Requirements:
Skip every picture and transcribe the remaining material exactly.

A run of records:
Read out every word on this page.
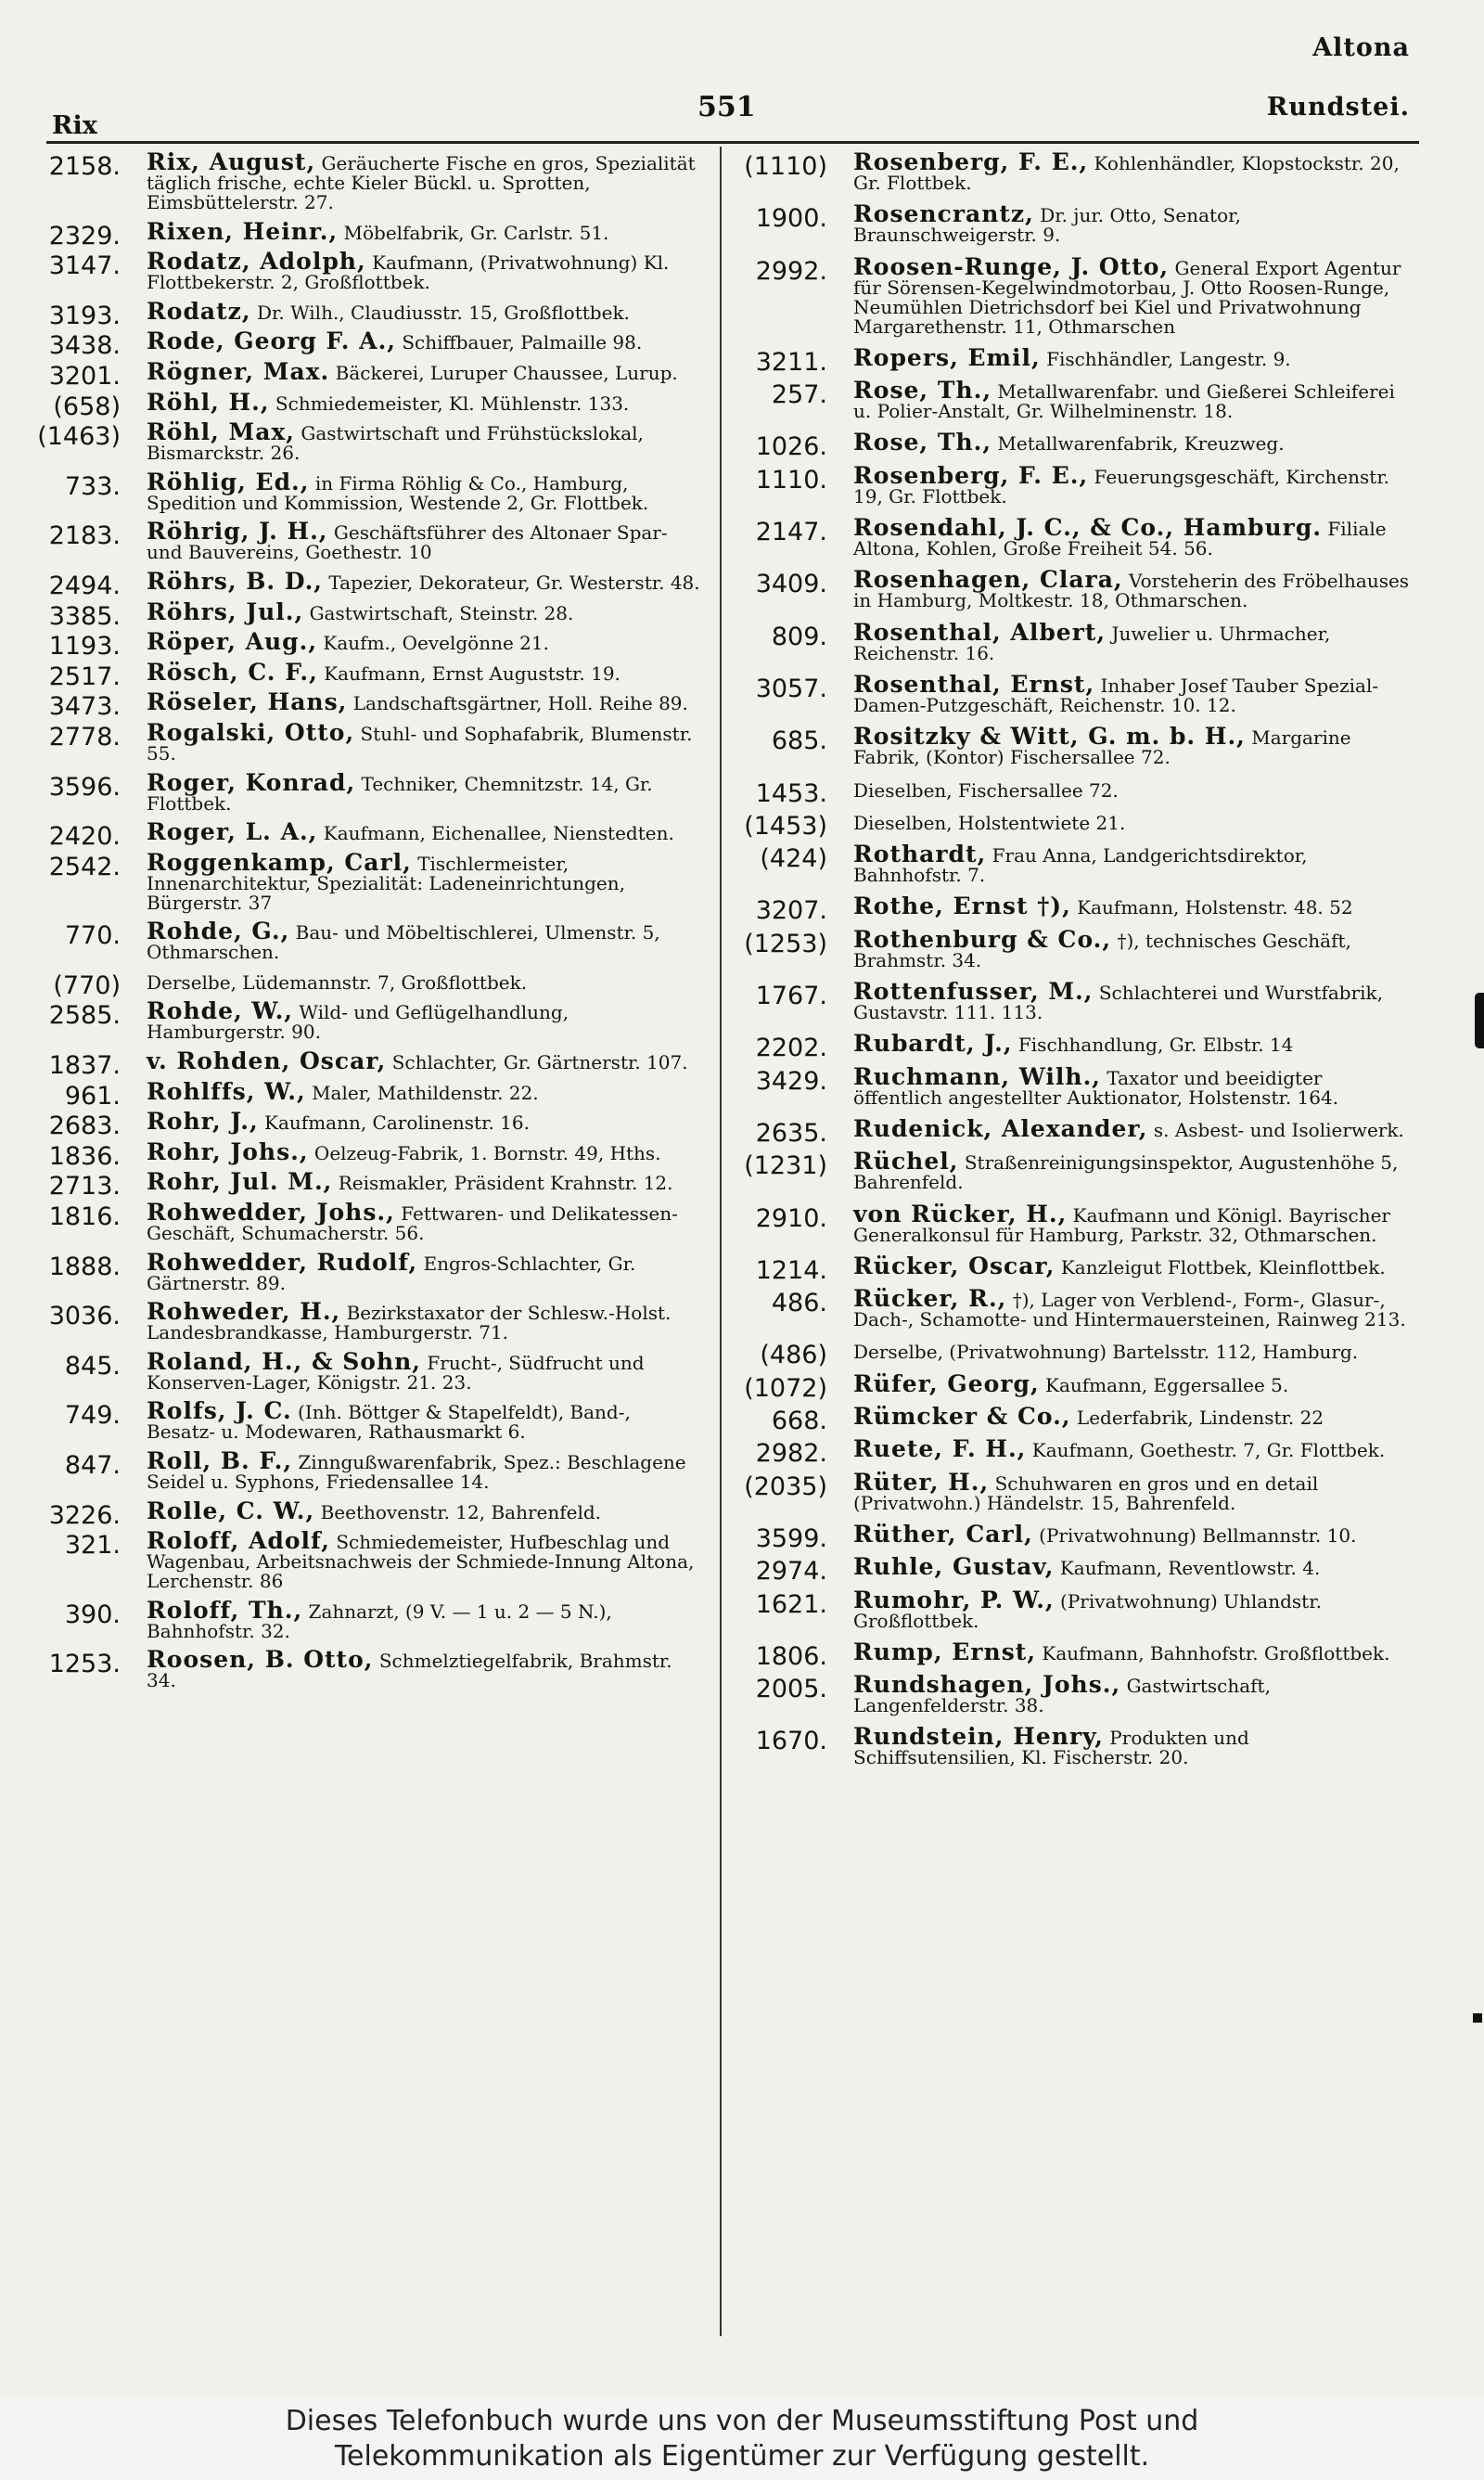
Altona
551
Rix
Rundstei.
2158. Rix, August, Geräucherte Fische en gros, Spezialität täglich frische, echte Kieler Bückl. u. Sprotten, Eimsbüttelerstr. 27.
2329. Rixen, Heinr., Möbelfabrik, Gr. Carlstr. 51.
3147. Rodatz, Adolph, Kaufmann, (Privatwohnung) Kl. Flottbekerstr. 2, Großflottbek.
3193. Rodatz, Dr. Wilh., Claudiusstr. 15, Großflottbek.
3438. Rode, Georg F. A., Schiffbauer, Palmaille 98.
3201. Rögner, Max. Bäckerei, Luruper Chaussee, Lurup.
(658) Röhl, H., Schmiedemeister, Kl. Mühlenstr. 133.
(1463) Röhl, Max, Gastwirtschaft und Frühstückslokal, Bismarckstr. 26.
733. Röhlig, Ed., in Firma Röhlig & Co., Hamburg, Spedition und Kommission, Westende 2, Gr. Flottbek.
2183. Röhrig, J. H., Geschäftsführer des Altonaer Spar- und Bauvereins, Goethestr. 10
2494. Röhrs, B. D., Tapezier, Dekorateur, Gr. Westerstr. 48.
3385. Röhrs, Jul., Gastwirtschaft, Steinstr. 28.
1193. Röper, Aug., Kaufm., Oevelgönne 21.
2517. Rösch, C. F., Kaufmann, Ernst Auguststr. 19.
3473. Röseler, Hans, Landschaftsgärtner, Holl. Reihe 89.
2778. Rogalski, Otto, Stuhl- und Sophafabrik, Blumenstr. 55.
3596. Roger, Konrad, Techniker, Chemnitzstr. 14, Gr. Flottbek.
2420. Roger, L. A., Kaufmann, Eichenallee, Nienstedten.
2542. Roggenkamp, Carl, Tischlermeister, Innenarchitektur, Spezialität: Ladeneinrichtungen, Bürgerstr. 37
770. Rohde, G., Bau- und Möbeltischlerei, Ulmenstr. 5, Othmarschen.
(770) Derselbe, Lüdemannstr. 7, Großflottbek.
2585. Rohde, W., Wild- und Geflügelhandlung, Hamburgerstr. 90.
1837. v. Rohden, Oscar, Schlachter, Gr. Gärtnerstr. 107.
961. Rohlffs, W., Maler, Mathildenstr. 22.
2683. Rohr, J., Kaufmann, Carolinenstr. 16.
1836. Rohr, Johs., Oelzeug-Fabrik, 1. Bornstr. 49, Hths.
2713. Rohr, Jul. M., Reismakler, Präsident Krahnstr. 12.
1816. Rohwedder, Johs., Fettwaren- und Delikatessen-Geschäft, Schumacherstr. 56.
1888. Rohwedder, Rudolf, Engros-Schlachter, Gr. Gärtnerstr. 89.
3036. Rohweder, H., Bezirkstaxator der Schlesw.-Holst. Landesbrandkasse, Hamburgerstr. 71.
845. Roland, H., & Sohn, Frucht-, Südfrucht und Konserven-Lager, Königstr. 21. 23.
749. Rolfs, J. C. (Inh. Böttger & Stapelfeldt), Band-, Besatz- u. Modewaren, Rathausmarkt 6.
847. Roll, B. F., Zinngußwarenfabrik, Spez.: Beschlagene Seidel u. Syphons, Friedensallee 14.
3226. Rolle, C. W., Beethovenstr. 12, Bahrenfeld.
321. Roloff, Adolf, Schmiedemeister, Hufbeschlag und Wagenbau, Arbeitsnachweis der Schmiede-Innung Altona, Lerchenstr. 86
390. Roloff, Th., Zahnarzt, (9 V. — 1 u. 2 — 5 N.), Bahnhofstr. 32.
1253. Roosen, B. Otto, Schmelztiegelfabrik, Brahmstr. 34.
(1110) Rosenberg, F. E., Kohlenhändler, Klopstockstr. 20, Gr. Flottbek.
1900. Rosencrantz, Dr. jur. Otto, Senator, Braunschweigerstr. 9.
2992. Roosen-Runge, J. Otto, General Export Agentur für Sörensen-Kegelwindmotorbau, J. Otto Roosen-Runge, Neumühlen Dietrichsdorf bei Kiel und Privatwohnung Margarethenstr. 11, Othmarschen
3211. Ropers, Emil, Fischhändler, Langestr. 9.
257. Rose, Th., Metallwarenfabr. und Gießerei Schleiferei u. Polier-Anstalt, Gr. Wilhelminenstr. 18.
1026. Rose, Th., Metallwarenfabrik, Kreuzweg.
1110. Rosenberg, F. E., Feuerungsgeschäft, Kirchenstr. 19, Gr. Flottbek.
2147. Rosendahl, J. C., & Co., Hamburg. Filiale Altona, Kohlen, Große Freiheit 54. 56.
3409. Rosenhagen, Clara, Vorsteherin des Fröbelhauses in Hamburg, Moltkestr. 18, Othmarschen.
809. Rosenthal, Albert, Juwelier u. Uhrmacher, Reichenstr. 16.
3057. Rosenthal, Ernst, Inhaber Josef Tauber Spezial-Damen-Putzgeschäft, Reichenstr. 10. 12.
685. Rositzky & Witt, G. m. b. H., Margarine Fabrik, (Kontor) Fischersallee 72.
1453. Dieselben, Fischersallee 72.
(1453) Dieselben, Holstentwiete 21.
(424) Rothardt, Frau Anna, Landgerichtsdirektor, Bahnhofstr. 7.
3207. Rothe, Ernst †), Kaufmann, Holstenstr. 48. 52
(1253) Rothenburg & Co., †), technisches Geschäft, Brahmstr. 34.
1767. Rottenfusser, M., Schlachterei und Wurstfabrik, Gustavstr. 111. 113.
2202. Rubardt, J., Fischhandlung, Gr. Elbstr. 14
3429. Ruchmann, Wilh., Taxator und beeidigter öffentlich angestellter Auktionator, Holstenstr. 164.
2635. Rudenick, Alexander, s. Asbest- und Isolierwerk.
(1231) Rüchel, Straßenreinigungsinspektor, Augustenhöhe 5, Bahrenfeld.
2910. von Rücker, H., Kaufmann und Königl. Bayrischer Generalkonsul für Hamburg, Parkstr. 32, Othmarschen.
1214. Rücker, Oscar, Kanzleigut Flottbek, Kleinflottbek.
486. Rücker, R., †), Lager von Verblend-, Form-, Glasur-, Dach-, Schamotte- und Hintermauersteinen, Rainweg 213.
(486) Derselbe, (Privatwohnung) Bartelsstr. 112, Hamburg.
(1072) Rüfer, Georg, Kaufmann, Eggersallee 5.
668. Rümcker & Co., Lederfabrik, Lindenstr. 22
2982. Ruete, F. H., Kaufmann, Goethestr. 7, Gr. Flottbek.
(2035) Rüter, H., Schuhwaren en gros und en detail (Privatwohn.) Händelstr. 15, Bahrenfeld.
3599. Rüther, Carl, (Privatwohnung) Bellmannstr. 10.
2974. Ruhle, Gustav, Kaufmann, Reventlowstr. 4.
1621. Rumohr, P. W., (Privatwohnung) Uhlandstr. Großflottbek.
1806. Rump, Ernst, Kaufmann, Bahnhofstr. Großflottbek.
2005. Rundshagen, Johs., Gastwirtschaft, Langenfelderstr. 38.
1670. Rundstein, Henry, Produkten und Schiffsutensilien, Kl. Fischerstr. 20.
Dieses Telefonbuch wurde uns von der Museumsstiftung Post und
Telekommunikation als Eigentümer zur Verfügung gestellt.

Worked answer:
Read out every word on this page.
Altona
551
Rix
Rundstei.
2158. Rix, August, Geräucherte Fische en gros, Spezialität täglich frische, echte Kieler Bückl. u. Sprotten, Eimsbüttelerstr. 27.
2329. Rixen, Heinr., Möbelfabrik, Gr. Carlstr. 51.
3147. Rodatz, Adolph, Kaufmann, (Privatwohnung) Kl. Flottbekerstr. 2, Großflottbek.
3193. Rodatz, Dr. Wilh., Claudiusstr. 15, Großflottbek.
3438. Rode, Georg F. A., Schiffbauer, Palmaille 98.
3201. Rögner, Max. Bäckerei, Luruper Chaussee, Lurup.
(658) Röhl, H., Schmiedemeister, Kl. Mühlenstr. 133.
(1463) Röhl, Max, Gastwirtschaft und Frühstückslokal, Bismarckstr. 26.
733. Röhlig, Ed., in Firma Röhlig & Co., Hamburg, Spedition und Kommission, Westende 2, Gr. Flottbek.
2183. Röhrig, J. H., Geschäftsführer des Altonaer Spar- und Bauvereins, Goethestr. 10
2494. Röhrs, B. D., Tapezier, Dekorateur, Gr. Westerstr. 48.
3385. Röhrs, Jul., Gastwirtschaft, Steinstr. 28.
1193. Röper, Aug., Kaufm., Oevelgönne 21.
2517. Rösch, C. F., Kaufmann, Ernst Auguststr. 19.
3473. Röseler, Hans, Landschaftsgärtner, Holl. Reihe 89.
2778. Rogalski, Otto, Stuhl- und Sophafabrik, Blumenstr. 55.
3596. Roger, Konrad, Techniker, Chemnitzstr. 14, Gr. Flottbek.
2420. Roger, L. A., Kaufmann, Eichenallee, Nienstedten.
2542. Roggenkamp, Carl, Tischlermeister, Innenarchitektur, Spezialität: Ladeneinrichtungen, Bürgerstr. 37
770. Rohde, G., Bau- und Möbeltischlerei, Ulmenstr. 5, Othmarschen.
(770) Derselbe, Lüdemannstr. 7, Großflottbek.
2585. Rohde, W., Wild- und Geflügelhandlung, Hamburgerstr. 90.
1837. v. Rohden, Oscar, Schlachter, Gr. Gärtnerstr. 107.
961. Rohlffs, W., Maler, Mathildenstr. 22.
2683. Rohr, J., Kaufmann, Carolinenstr. 16.
1836. Rohr, Johs., Oelzeug-Fabrik, 1. Bornstr. 49, Hths.
2713. Rohr, Jul. M., Reismakler, Präsident Krahnstr. 12.
1816. Rohwedder, Johs., Fettwaren- und Delikatessen-Geschäft, Schumacherstr. 56.
1888. Rohwedder, Rudolf, Engros-Schlachter, Gr. Gärtnerstr. 89.
3036. Rohweder, H., Bezirkstaxator der Schlesw.-Holst. Landesbrandkasse, Hamburgerstr. 71.
845. Roland, H., & Sohn, Frucht-, Südfrucht und Konserven-Lager, Königstr. 21. 23.
749. Rolfs, J. C. (Inh. Böttger & Stapelfeldt), Band-, Besatz- u. Modewaren, Rathausmarkt 6.
847. Roll, B. F., Zinngußwarenfabrik, Spez.: Beschlagene Seidel u. Syphons, Friedensallee 14.
3226. Rolle, C. W., Beethovenstr. 12, Bahrenfeld.
321. Roloff, Adolf, Schmiedemeister, Hufbeschlag und Wagenbau, Arbeitsnachweis der Schmiede-Innung Altona, Lerchenstr. 86
390. Roloff, Th., Zahnarzt, (9 V. — 1 u. 2 — 5 N.), Bahnhofstr. 32.
1253. Roosen, B. Otto, Schmelztiegelfabrik, Brahmstr. 34.
(1110) Rosenberg, F. E., Kohlenhändler, Klopstockstr. 20, Gr. Flottbek.
1900. Rosencrantz, Dr. jur. Otto, Senator, Braunschweigerstr. 9.
2992. Roosen-Runge, J. Otto, General Export Agentur für Sörensen-Kegelwindmotorbau, J. Otto Roosen-Runge, Neumühlen Dietrichsdorf bei Kiel und Privatwohnung Margarethenstr. 11, Othmarschen
3211. Ropers, Emil, Fischhändler, Langestr. 9.
257. Rose, Th., Metallwarenfabr. und Gießerei Schleiferei u. Polier-Anstalt, Gr. Wilhelminenstr. 18.
1026. Rose, Th., Metallwarenfabrik, Kreuzweg.
1110. Rosenberg, F. E., Feuerungsgeschäft, Kirchenstr. 19, Gr. Flottbek.
2147. Rosendahl, J. C., & Co., Hamburg. Filiale Altona, Kohlen, Große Freiheit 54. 56.
3409. Rosenhagen, Clara, Vorsteherin des Fröbelhauses in Hamburg, Moltkestr. 18, Othmarschen.
809. Rosenthal, Albert, Juwelier u. Uhrmacher, Reichenstr. 16.
3057. Rosenthal, Ernst, Inhaber Josef Tauber Spezial-Damen-Putzgeschäft, Reichenstr. 10. 12.
685. Rositzky & Witt, G. m. b. H., Margarine Fabrik, (Kontor) Fischersallee 72.
1453. Dieselben, Fischersallee 72.
(1453) Dieselben, Holstentwiete 21.
(424) Rothardt, Frau Anna, Landgerichtsdirektor, Bahnhofstr. 7.
3207. Rothe, Ernst †), Kaufmann, Holstenstr. 48. 52
(1253) Rothenburg & Co., †), technisches Geschäft, Brahmstr. 34.
1767. Rottenfusser, M., Schlachterei und Wurstfabrik, Gustavstr. 111. 113.
2202. Rubardt, J., Fischhandlung, Gr. Elbstr. 14
3429. Ruchmann, Wilh., Taxator und beeidigter öffentlich angestellter Auktionator, Holstenstr. 164.
2635. Rudenick, Alexander, s. Asbest- und Isolierwerk.
(1231) Rüchel, Straßenreinigungsinspektor, Augustenhöhe 5, Bahrenfeld.
2910. von Rücker, H., Kaufmann und Königl. Bayrischer Generalkonsul für Hamburg, Parkstr. 32, Othmarschen.
1214. Rücker, Oscar, Kanzleigut Flottbek, Kleinflottbek.
486. Rücker, R., †), Lager von Verblend-, Form-, Glasur-, Dach-, Schamotte- und Hintermauersteinen, Rainweg 213.
(486) Derselbe, (Privatwohnung) Bartelsstr. 112, Hamburg.
(1072) Rüfer, Georg, Kaufmann, Eggersallee 5.
668. Rümcker & Co., Lederfabrik, Lindenstr. 22
2982. Ruete, F. H., Kaufmann, Goethestr. 7, Gr. Flottbek.
(2035) Rüter, H., Schuhwaren en gros und en detail (Privatwohn.) Händelstr. 15, Bahrenfeld.
3599. Rüther, Carl, (Privatwohnung) Bellmannstr. 10.
2974. Ruhle, Gustav, Kaufmann, Reventlowstr. 4.
1621. Rumohr, P. W., (Privatwohnung) Uhlandstr. Großflottbek.
1806. Rump, Ernst, Kaufmann, Bahnhofstr. Großflottbek.
2005. Rundshagen, Johs., Gastwirtschaft, Langenfelderstr. 38.
1670. Rundstein, Henry, Produkten und Schiffsutensilien, Kl. Fischerstr. 20.
Dieses Telefonbuch wurde uns von der Museumsstiftung Post und
Telekommunikation als Eigentümer zur Verfügung gestellt.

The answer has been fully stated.